══ RECORD LIST

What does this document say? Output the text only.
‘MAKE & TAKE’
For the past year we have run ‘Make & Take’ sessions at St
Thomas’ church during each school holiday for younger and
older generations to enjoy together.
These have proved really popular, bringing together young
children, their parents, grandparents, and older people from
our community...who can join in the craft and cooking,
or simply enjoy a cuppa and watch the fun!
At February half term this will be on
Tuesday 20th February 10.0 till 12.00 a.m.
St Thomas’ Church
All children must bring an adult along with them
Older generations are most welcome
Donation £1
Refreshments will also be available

════

Output an exact copy of each record.

What does this document say? Output the text only.
‘MAKE & TAKE’
For the past year we have run ‘Make & Take’ sessions at St
Thomas’ church during each school holiday for younger and
older generations to enjoy together.
These have proved really popular, bringing together young
children, their parents, grandparents, and older people from
our community...who can join in the craft and cooking,
or simply enjoy a cuppa and watch the fun!
At February half term this will be on
Tuesday 20th February 10.0 till 12.00 a.m.
St Thomas’ Church
All children must bring an adult along with them
Older generations are most welcome
Donation £1
Refreshments will also be available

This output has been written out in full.